Problem requirements - Give only the number of lines in the records below that contain the word "Snow".
---------- Record excerpts ----------
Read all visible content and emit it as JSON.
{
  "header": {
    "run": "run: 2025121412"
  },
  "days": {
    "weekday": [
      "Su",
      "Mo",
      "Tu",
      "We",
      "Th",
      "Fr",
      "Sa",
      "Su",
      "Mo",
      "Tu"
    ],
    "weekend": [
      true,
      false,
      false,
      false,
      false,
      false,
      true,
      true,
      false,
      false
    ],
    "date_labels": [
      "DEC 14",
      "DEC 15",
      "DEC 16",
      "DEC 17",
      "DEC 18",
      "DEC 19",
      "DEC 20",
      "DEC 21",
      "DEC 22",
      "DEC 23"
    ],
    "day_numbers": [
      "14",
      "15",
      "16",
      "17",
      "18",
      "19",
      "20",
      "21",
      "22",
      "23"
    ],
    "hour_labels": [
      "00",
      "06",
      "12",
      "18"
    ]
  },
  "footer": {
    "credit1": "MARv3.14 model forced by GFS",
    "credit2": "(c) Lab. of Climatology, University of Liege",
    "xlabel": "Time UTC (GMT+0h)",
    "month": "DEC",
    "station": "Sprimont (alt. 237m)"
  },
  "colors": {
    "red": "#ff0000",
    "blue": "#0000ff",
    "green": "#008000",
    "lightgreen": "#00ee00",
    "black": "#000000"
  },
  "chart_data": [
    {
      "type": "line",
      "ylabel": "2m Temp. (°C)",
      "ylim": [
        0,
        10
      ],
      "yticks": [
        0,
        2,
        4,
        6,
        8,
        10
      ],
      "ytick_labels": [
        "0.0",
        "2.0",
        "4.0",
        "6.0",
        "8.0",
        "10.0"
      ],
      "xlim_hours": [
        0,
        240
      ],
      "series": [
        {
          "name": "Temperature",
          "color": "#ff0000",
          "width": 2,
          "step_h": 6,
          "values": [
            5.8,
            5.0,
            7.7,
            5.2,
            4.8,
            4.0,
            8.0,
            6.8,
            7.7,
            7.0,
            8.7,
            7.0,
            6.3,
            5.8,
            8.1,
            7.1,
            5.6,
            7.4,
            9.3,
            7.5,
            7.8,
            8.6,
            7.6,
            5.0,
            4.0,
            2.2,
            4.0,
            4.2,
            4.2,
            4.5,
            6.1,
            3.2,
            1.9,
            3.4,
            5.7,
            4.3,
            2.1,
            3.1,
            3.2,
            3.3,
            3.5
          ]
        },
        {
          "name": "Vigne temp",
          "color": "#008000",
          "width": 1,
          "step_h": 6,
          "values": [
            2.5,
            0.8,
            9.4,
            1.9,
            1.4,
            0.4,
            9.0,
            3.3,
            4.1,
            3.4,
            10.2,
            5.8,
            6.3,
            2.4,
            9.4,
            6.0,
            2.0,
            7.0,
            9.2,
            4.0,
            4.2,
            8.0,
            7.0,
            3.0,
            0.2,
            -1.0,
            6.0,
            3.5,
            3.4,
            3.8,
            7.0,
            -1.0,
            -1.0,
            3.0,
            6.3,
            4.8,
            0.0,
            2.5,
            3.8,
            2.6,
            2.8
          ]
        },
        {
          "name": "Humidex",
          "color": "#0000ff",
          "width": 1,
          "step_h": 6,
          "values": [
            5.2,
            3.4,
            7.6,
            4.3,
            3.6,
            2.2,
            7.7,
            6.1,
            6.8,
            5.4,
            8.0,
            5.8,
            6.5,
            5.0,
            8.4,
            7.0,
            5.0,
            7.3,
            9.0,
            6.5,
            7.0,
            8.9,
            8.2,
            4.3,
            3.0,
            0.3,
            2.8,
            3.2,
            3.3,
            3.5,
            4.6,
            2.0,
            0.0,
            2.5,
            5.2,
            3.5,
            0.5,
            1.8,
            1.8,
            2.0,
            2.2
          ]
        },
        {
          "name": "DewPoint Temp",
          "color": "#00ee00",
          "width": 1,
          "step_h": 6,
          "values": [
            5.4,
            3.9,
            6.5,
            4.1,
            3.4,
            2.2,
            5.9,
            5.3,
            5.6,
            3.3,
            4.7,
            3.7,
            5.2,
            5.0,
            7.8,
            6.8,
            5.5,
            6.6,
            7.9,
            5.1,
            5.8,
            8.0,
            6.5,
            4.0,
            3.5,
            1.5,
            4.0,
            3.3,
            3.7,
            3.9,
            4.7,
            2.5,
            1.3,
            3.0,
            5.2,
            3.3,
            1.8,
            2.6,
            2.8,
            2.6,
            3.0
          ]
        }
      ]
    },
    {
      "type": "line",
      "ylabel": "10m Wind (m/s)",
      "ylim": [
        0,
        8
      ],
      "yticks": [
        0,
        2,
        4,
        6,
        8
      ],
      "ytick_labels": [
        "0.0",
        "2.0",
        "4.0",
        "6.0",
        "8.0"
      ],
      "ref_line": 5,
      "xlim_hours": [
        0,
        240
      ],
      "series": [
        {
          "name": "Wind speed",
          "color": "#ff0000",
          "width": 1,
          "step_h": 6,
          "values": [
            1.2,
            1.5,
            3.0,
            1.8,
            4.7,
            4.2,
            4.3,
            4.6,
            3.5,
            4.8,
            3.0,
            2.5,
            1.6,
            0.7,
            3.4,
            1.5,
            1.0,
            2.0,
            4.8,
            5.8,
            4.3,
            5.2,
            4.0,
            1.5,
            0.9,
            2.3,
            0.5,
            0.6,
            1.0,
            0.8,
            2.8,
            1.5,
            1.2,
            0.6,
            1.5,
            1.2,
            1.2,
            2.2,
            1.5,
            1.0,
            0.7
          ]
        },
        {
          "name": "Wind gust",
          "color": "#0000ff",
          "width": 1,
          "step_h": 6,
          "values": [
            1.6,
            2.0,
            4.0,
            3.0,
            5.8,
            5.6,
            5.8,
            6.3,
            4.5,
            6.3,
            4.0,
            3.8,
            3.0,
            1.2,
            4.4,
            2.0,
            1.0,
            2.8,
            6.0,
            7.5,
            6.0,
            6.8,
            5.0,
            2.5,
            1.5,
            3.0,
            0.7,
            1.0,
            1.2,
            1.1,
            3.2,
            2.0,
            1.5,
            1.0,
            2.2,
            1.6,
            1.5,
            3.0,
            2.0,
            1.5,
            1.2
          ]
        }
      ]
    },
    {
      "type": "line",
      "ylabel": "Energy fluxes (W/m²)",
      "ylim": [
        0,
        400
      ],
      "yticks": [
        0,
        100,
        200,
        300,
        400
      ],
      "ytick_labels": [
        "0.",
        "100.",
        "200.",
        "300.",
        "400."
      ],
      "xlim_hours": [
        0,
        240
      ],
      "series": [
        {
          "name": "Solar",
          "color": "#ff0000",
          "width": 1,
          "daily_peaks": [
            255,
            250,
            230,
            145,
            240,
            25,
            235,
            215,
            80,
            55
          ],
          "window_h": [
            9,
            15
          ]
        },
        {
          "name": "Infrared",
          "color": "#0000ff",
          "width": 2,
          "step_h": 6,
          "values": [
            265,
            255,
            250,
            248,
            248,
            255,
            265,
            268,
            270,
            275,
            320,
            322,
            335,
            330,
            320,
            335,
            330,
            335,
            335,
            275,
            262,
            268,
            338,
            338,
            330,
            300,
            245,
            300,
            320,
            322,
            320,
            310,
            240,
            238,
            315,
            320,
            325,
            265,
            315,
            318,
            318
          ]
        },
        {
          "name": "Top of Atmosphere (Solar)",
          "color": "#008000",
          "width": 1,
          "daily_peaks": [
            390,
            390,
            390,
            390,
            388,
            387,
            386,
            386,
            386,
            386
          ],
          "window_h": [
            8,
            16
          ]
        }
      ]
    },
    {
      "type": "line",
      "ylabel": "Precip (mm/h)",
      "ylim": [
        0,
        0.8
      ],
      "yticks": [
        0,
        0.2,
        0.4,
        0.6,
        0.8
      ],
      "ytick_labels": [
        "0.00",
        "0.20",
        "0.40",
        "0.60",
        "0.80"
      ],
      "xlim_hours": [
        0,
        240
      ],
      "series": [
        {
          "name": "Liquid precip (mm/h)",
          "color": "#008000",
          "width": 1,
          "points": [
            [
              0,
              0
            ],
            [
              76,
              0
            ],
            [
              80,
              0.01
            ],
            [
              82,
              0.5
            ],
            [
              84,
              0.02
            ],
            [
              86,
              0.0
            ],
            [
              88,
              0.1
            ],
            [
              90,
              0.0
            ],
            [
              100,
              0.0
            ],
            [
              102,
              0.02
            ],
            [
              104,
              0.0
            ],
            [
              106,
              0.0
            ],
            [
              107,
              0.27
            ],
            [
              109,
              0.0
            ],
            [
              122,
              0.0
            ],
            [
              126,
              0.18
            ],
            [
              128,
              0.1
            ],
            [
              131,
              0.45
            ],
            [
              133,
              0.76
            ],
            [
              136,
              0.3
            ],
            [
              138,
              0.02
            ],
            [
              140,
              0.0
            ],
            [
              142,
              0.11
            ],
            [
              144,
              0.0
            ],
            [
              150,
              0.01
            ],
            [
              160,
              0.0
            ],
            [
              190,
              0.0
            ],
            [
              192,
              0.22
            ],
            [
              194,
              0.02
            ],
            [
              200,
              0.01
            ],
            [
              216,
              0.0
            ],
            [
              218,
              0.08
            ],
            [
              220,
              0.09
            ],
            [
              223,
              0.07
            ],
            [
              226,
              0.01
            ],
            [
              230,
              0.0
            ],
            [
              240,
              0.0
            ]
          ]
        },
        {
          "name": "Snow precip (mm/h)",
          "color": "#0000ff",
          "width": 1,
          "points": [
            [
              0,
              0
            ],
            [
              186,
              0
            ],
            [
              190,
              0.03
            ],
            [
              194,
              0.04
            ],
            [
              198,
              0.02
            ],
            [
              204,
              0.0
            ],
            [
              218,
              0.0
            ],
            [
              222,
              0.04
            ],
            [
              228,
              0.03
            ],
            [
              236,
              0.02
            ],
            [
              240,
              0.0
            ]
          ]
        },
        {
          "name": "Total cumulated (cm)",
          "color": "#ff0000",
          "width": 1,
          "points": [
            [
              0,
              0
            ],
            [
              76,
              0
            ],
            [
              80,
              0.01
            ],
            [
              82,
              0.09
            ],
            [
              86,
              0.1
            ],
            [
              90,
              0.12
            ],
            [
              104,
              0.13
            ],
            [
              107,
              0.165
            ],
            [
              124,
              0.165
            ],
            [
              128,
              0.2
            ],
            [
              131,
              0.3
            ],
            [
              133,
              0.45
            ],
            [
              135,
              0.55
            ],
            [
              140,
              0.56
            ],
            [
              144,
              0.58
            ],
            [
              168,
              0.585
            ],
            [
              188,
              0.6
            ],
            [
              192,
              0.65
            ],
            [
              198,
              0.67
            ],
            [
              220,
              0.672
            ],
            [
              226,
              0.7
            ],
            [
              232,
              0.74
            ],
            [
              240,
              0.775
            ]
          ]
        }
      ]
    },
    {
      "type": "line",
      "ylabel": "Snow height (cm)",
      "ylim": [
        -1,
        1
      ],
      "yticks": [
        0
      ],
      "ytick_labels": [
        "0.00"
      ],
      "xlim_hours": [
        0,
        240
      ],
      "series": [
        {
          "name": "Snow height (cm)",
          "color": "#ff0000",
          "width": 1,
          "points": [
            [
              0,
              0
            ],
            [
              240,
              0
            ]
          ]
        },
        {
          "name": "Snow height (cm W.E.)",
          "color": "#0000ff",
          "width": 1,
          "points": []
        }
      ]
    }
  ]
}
----------
Expected output - 4